**Exercise**
What is needed here is an exact copy of every entry.

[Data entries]
.....
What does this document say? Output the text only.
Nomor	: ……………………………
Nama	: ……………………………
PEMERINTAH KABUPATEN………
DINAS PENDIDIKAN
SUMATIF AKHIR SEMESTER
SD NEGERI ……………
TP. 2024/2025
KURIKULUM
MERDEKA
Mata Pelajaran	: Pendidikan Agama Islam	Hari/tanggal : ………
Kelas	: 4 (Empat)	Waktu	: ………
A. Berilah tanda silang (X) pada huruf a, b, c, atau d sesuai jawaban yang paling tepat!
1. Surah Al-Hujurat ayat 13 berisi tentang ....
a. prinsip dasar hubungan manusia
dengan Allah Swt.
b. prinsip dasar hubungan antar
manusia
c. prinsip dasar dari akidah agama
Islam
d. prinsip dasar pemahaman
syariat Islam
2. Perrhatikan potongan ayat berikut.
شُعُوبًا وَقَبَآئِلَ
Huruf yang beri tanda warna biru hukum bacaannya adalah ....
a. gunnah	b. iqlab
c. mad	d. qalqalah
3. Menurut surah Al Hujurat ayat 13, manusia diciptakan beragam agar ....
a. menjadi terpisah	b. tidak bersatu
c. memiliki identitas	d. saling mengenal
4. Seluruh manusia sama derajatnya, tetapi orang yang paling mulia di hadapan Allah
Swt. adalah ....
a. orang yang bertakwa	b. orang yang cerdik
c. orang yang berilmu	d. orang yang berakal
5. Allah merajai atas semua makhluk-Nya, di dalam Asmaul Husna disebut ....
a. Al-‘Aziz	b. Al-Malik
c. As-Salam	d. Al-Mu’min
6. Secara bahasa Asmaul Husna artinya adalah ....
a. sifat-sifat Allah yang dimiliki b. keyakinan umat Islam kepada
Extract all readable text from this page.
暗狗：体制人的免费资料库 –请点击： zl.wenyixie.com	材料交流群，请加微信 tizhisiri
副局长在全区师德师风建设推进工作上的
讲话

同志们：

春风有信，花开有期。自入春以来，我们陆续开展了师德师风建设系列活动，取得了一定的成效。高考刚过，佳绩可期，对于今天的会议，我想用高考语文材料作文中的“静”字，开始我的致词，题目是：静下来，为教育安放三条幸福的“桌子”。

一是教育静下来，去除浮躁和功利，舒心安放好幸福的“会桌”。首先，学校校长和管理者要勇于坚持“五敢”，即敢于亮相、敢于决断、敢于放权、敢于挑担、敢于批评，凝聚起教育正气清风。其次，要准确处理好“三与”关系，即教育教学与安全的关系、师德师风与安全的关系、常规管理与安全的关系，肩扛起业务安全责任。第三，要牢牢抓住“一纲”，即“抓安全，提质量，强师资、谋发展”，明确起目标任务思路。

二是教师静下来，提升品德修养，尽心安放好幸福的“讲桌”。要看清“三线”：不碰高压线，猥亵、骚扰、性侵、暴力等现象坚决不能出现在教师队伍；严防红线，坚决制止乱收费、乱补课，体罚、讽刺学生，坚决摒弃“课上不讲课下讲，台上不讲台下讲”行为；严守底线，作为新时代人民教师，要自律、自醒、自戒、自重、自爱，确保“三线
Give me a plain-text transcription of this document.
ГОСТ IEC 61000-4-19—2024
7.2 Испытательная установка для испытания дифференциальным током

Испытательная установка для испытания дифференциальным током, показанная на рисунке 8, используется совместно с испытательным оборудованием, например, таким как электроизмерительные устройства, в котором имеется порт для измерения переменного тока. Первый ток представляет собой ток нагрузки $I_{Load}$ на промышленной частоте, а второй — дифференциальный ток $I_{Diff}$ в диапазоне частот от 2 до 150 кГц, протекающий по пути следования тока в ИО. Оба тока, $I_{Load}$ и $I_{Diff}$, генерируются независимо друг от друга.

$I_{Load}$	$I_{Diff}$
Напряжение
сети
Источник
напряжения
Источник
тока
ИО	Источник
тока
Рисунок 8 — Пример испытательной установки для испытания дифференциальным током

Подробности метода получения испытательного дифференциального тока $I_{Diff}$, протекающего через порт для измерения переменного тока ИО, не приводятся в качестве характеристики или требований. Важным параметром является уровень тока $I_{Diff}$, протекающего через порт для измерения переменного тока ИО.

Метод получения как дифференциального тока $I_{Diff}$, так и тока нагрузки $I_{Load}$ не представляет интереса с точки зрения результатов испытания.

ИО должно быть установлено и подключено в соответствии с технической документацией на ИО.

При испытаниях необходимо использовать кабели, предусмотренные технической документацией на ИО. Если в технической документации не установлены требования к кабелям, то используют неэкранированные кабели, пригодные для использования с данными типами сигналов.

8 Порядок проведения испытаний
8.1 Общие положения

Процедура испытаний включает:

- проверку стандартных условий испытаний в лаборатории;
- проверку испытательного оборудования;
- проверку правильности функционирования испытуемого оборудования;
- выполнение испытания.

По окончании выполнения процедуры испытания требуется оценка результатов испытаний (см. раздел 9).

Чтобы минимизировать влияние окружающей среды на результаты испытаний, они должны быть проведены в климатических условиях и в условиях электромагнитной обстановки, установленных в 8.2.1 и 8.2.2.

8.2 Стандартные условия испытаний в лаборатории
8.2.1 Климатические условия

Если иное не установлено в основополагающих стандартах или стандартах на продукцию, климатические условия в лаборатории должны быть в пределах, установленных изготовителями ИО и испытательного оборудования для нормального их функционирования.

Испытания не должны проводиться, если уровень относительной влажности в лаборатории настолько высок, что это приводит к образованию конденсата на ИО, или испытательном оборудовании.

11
.....
**Solution for this exercise**
What does this document say? Output the text only.
Nomor	: ……………………………
Nama	: ……………………………
PEMERINTAH KABUPATEN………
DINAS PENDIDIKAN
SUMATIF AKHIR SEMESTER
SD NEGERI ……………
TP. 2024/2025
KURIKULUM
MERDEKA
Mata Pelajaran	: Pendidikan Agama Islam	Hari/tanggal : ………
Kelas	: 4 (Empat)	Waktu	: ………
A. Berilah tanda silang (X) pada huruf a, b, c, atau d sesuai jawaban yang paling tepat!
1. Surah Al-Hujurat ayat 13 berisi tentang ....
a. prinsip dasar hubungan manusia
dengan Allah Swt.
b. prinsip dasar hubungan antar
manusia
c. prinsip dasar dari akidah agama
Islam
d. prinsip dasar pemahaman
syariat Islam
2. Perrhatikan potongan ayat berikut.
شُعُوبًا وَقَبَآئِلَ
Huruf yang beri tanda warna biru hukum bacaannya adalah ....
a. gunnah	b. iqlab
c. mad	d. qalqalah
3. Menurut surah Al Hujurat ayat 13, manusia diciptakan beragam agar ....
a. menjadi terpisah	b. tidak bersatu
c. memiliki identitas	d. saling mengenal
4. Seluruh manusia sama derajatnya, tetapi orang yang paling mulia di hadapan Allah
Swt. adalah ....
a. orang yang bertakwa	b. orang yang cerdik
c. orang yang berilmu	d. orang yang berakal
5. Allah merajai atas semua makhluk-Nya, di dalam Asmaul Husna disebut ....
a. Al-‘Aziz	b. Al-Malik
c. As-Salam	d. Al-Mu’min
6. Secara bahasa Asmaul Husna artinya adalah ....
a. sifat-sifat Allah yang dimiliki b. keyakinan umat Islam kepada
Extract all readable text from this page.
暗狗：体制人的免费资料库 –请点击： zl.wenyixie.com	材料交流群，请加微信 tizhisiri
副局长在全区师德师风建设推进工作上的
讲话

同志们：

春风有信，花开有期。自入春以来，我们陆续开展了师德师风建设系列活动，取得了一定的成效。高考刚过，佳绩可期，对于今天的会议，我想用高考语文材料作文中的“静”字，开始我的致词，题目是：静下来，为教育安放三条幸福的“桌子”。

一是教育静下来，去除浮躁和功利，舒心安放好幸福的“会桌”。首先，学校校长和管理者要勇于坚持“五敢”，即敢于亮相、敢于决断、敢于放权、敢于挑担、敢于批评，凝聚起教育正气清风。其次，要准确处理好“三与”关系，即教育教学与安全的关系、师德师风与安全的关系、常规管理与安全的关系，肩扛起业务安全责任。第三，要牢牢抓住“一纲”，即“抓安全，提质量，强师资、谋发展”，明确起目标任务思路。

二是教师静下来，提升品德修养，尽心安放好幸福的“讲桌”。要看清“三线”：不碰高压线，猥亵、骚扰、性侵、暴力等现象坚决不能出现在教师队伍；严防红线，坚决制止乱收费、乱补课，体罚、讽刺学生，坚决摒弃“课上不讲课下讲，台上不讲台下讲”行为；严守底线，作为新时代人民教师，要自律、自醒、自戒、自重、自爱，确保“三线
Give me a plain-text transcription of this document.
ГОСТ IEC 61000-4-19—2024
7.2 Испытательная установка для испытания дифференциальным током

Испытательная установка для испытания дифференциальным током, показанная на рисунке 8, используется совместно с испытательным оборудованием, например, таким как электроизмерительные устройства, в котором имеется порт для измерения переменного тока. Первый ток представляет собой ток нагрузки $I_{Load}$ на промышленной частоте, а второй — дифференциальный ток $I_{Diff}$ в диапазоне частот от 2 до 150 кГц, протекающий по пути следования тока в ИО. Оба тока, $I_{Load}$ и $I_{Diff}$, генерируются независимо друг от друга.

$I_{Load}$	$I_{Diff}$
Напряжение
сети
Источник
напряжения
Источник
тока
ИО	Источник
тока
Рисунок 8 — Пример испытательной установки для испытания дифференциальным током

Подробности метода получения испытательного дифференциального тока $I_{Diff}$, протекающего через порт для измерения переменного тока ИО, не приводятся в качестве характеристики или требований. Важным параметром является уровень тока $I_{Diff}$, протекающего через порт для измерения переменного тока ИО.

Метод получения как дифференциального тока $I_{Diff}$, так и тока нагрузки $I_{Load}$ не представляет интереса с точки зрения результатов испытания.

ИО должно быть установлено и подключено в соответствии с технической документацией на ИО.

При испытаниях необходимо использовать кабели, предусмотренные технической документацией на ИО. Если в технической документации не установлены требования к кабелям, то используют неэкранированные кабели, пригодные для использования с данными типами сигналов.

8 Порядок проведения испытаний
8.1 Общие положения

Процедура испытаний включает:

- проверку стандартных условий испытаний в лаборатории;
- проверку испытательного оборудования;
- проверку правильности функционирования испытуемого оборудования;
- выполнение испытания.

По окончании выполнения процедуры испытания требуется оценка результатов испытаний (см. раздел 9).

Чтобы минимизировать влияние окружающей среды на результаты испытаний, они должны быть проведены в климатических условиях и в условиях электромагнитной обстановки, установленных в 8.2.1 и 8.2.2.

8.2 Стандартные условия испытаний в лаборатории
8.2.1 Климатические условия

Если иное не установлено в основополагающих стандартах или стандартах на продукцию, климатические условия в лаборатории должны быть в пределах, установленных изготовителями ИО и испытательного оборудования для нормального их функционирования.

Испытания не должны проводиться, если уровень относительной влажности в лаборатории настолько высок, что это приводит к образованию конденсата на ИО, или испытательном оборудовании.

11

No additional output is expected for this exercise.